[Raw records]
|---|

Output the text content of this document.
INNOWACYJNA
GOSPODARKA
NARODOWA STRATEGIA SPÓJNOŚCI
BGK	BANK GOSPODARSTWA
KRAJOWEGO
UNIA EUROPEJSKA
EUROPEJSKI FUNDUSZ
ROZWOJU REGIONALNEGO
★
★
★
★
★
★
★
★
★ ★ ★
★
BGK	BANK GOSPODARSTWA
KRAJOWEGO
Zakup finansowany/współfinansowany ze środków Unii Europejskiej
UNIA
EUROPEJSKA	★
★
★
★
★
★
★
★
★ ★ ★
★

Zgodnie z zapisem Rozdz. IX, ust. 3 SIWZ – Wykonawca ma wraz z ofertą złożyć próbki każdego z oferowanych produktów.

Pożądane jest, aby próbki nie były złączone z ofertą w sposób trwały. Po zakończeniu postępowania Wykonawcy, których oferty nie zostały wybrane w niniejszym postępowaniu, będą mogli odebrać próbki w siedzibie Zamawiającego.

|---|

# Your objective
Write out all the lines again, exactly as they are.

# Result
Output the text content of this document.
INNOWACYJNA
GOSPODARKA
NARODOWA STRATEGIA SPÓJNOŚCI
BGK	BANK GOSPODARSTWA
KRAJOWEGO
UNIA EUROPEJSKA
EUROPEJSKI FUNDUSZ
ROZWOJU REGIONALNEGO
★
★
★
★
★
★
★
★
★ ★ ★
★
BGK	BANK GOSPODARSTWA
KRAJOWEGO
Zakup finansowany/współfinansowany ze środków Unii Europejskiej
UNIA
EUROPEJSKA	★
★
★
★
★
★
★
★
★ ★ ★
★

Zgodnie z zapisem Rozdz. IX, ust. 3 SIWZ – Wykonawca ma wraz z ofertą złożyć próbki każdego z oferowanych produktów.

Pożądane jest, aby próbki nie były złączone z ofertą w sposób trwały. Po zakończeniu postępowania Wykonawcy, których oferty nie zostały wybrane w niniejszym postępowaniu, będą mogli odebrać próbki w siedzibie Zamawiającego.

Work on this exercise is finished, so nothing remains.